■ SET TASK:
Output every record below exactly as it appears.
╔══
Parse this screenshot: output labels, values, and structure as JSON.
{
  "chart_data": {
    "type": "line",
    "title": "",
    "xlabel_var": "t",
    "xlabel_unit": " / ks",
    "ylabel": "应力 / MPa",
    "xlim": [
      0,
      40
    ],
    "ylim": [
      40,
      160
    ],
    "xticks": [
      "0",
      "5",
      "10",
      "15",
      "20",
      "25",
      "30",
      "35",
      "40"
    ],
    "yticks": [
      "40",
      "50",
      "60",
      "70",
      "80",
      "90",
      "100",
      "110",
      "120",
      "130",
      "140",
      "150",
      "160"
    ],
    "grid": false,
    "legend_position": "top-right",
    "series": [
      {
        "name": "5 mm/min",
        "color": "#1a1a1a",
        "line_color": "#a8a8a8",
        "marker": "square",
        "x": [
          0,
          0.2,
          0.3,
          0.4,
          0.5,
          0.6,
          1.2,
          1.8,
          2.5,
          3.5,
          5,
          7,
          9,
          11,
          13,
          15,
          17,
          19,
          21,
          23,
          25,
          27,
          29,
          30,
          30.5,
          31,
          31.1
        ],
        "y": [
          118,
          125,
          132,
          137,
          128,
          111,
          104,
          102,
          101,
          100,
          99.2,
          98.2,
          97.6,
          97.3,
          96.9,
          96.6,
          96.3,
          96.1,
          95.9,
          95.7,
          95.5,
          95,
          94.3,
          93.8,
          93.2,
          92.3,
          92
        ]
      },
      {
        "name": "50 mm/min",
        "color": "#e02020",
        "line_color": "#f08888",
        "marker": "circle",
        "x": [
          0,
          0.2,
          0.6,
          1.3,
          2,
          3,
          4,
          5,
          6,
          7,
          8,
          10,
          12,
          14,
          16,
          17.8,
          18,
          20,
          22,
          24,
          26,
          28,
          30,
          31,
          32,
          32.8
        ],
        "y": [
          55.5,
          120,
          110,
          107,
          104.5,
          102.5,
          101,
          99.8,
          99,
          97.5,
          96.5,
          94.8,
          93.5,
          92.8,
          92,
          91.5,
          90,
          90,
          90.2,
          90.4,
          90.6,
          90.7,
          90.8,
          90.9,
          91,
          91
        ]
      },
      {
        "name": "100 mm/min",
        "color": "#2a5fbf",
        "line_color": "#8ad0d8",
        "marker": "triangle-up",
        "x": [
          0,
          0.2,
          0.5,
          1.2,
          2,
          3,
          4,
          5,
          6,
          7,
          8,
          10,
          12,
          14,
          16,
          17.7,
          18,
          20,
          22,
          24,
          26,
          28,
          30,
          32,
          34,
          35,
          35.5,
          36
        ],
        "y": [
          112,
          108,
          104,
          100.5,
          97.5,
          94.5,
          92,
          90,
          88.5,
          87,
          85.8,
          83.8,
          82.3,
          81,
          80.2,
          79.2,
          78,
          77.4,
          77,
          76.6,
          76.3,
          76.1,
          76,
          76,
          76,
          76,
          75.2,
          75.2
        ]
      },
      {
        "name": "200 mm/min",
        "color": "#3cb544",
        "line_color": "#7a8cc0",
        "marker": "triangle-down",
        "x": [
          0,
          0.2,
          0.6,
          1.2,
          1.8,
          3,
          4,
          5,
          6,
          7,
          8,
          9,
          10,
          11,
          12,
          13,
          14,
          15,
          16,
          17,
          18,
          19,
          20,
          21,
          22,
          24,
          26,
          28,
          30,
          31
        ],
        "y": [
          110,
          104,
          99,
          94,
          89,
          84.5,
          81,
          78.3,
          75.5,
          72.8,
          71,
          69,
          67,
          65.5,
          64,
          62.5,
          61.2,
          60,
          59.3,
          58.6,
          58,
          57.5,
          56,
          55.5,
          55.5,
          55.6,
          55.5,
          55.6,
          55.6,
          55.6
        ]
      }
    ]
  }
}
╚══
■ TASK ANSWER:
Parse this screenshot: output labels, values, and structure as JSON.
{
  "chart_data": {
    "type": "line",
    "title": "",
    "xlabel_var": "t",
    "xlabel_unit": " / ks",
    "ylabel": "应力 / MPa",
    "xlim": [
      0,
      40
    ],
    "ylim": [
      40,
      160
    ],
    "xticks": [
      "0",
      "5",
      "10",
      "15",
      "20",
      "25",
      "30",
      "35",
      "40"
    ],
    "yticks": [
      "40",
      "50",
      "60",
      "70",
      "80",
      "90",
      "100",
      "110",
      "120",
      "130",
      "140",
      "150",
      "160"
    ],
    "grid": false,
    "legend_position": "top-right",
    "series": [
      {
        "name": "5 mm/min",
        "color": "#1a1a1a",
        "line_color": "#a8a8a8",
        "marker": "square",
        "x": [
          0,
          0.2,
          0.3,
          0.4,
          0.5,
          0.6,
          1.2,
          1.8,
          2.5,
          3.5,
          5,
          7,
          9,
          11,
          13,
          15,
          17,
          19,
          21,
          23,
          25,
          27,
          29,
          30,
          30.5,
          31,
          31.1
        ],
        "y": [
          118,
          125,
          132,
          137,
          128,
          111,
          104,
          102,
          101,
          100,
          99.2,
          98.2,
          97.6,
          97.3,
          96.9,
          96.6,
          96.3,
          96.1,
          95.9,
          95.7,
          95.5,
          95,
          94.3,
          93.8,
          93.2,
          92.3,
          92
        ]
      },
      {
        "name": "50 mm/min",
        "color": "#e02020",
        "line_color": "#f08888",
        "marker": "circle",
        "x": [
          0,
          0.2,
          0.6,
          1.3,
          2,
          3,
          4,
          5,
          6,
          7,
          8,
          10,
          12,
          14,
          16,
          17.8,
          18,
          20,
          22,
          24,
          26,
          28,
          30,
          31,
          32,
          32.8
        ],
        "y": [
          55.5,
          120,
          110,
          107,
          104.5,
          102.5,
          101,
          99.8,
          99,
          97.5,
          96.5,
          94.8,
          93.5,
          92.8,
          92,
          91.5,
          90,
          90,
          90.2,
          90.4,
          90.6,
          90.7,
          90.8,
          90.9,
          91,
          91
        ]
      },
      {
        "name": "100 mm/min",
        "color": "#2a5fbf",
        "line_color": "#8ad0d8",
        "marker": "triangle-up",
        "x": [
          0,
          0.2,
          0.5,
          1.2,
          2,
          3,
          4,
          5,
          6,
          7,
          8,
          10,
          12,
          14,
          16,
          17.7,
          18,
          20,
          22,
          24,
          26,
          28,
          30,
          32,
          34,
          35,
          35.5,
          36
        ],
        "y": [
          112,
          108,
          104,
          100.5,
          97.5,
          94.5,
          92,
          90,
          88.5,
          87,
          85.8,
          83.8,
          82.3,
          81,
          80.2,
          79.2,
          78,
          77.4,
          77,
          76.6,
          76.3,
          76.1,
          76,
          76,
          76,
          76,
          75.2,
          75.2
        ]
      },
      {
        "name": "200 mm/min",
        "color": "#3cb544",
        "line_color": "#7a8cc0",
        "marker": "triangle-down",
        "x": [
          0,
          0.2,
          0.6,
          1.2,
          1.8,
          3,
          4,
          5,
          6,
          7,
          8,
          9,
          10,
          11,
          12,
          13,
          14,
          15,
          16,
          17,
          18,
          19,
          20,
          21,
          22,
          24,
          26,
          28,
          30,
          31
        ],
        "y": [
          110,
          104,
          99,
          94,
          89,
          84.5,
          81,
          78.3,
          75.5,
          72.8,
          71,
          69,
          67,
          65.5,
          64,
          62.5,
          61.2,
          60,
          59.3,
          58.6,
          58,
          57.5,
          56,
          55.5,
          55.5,
          55.6,
          55.5,
          55.6,
          55.6,
          55.6
        ]
      }
    ]
  }
}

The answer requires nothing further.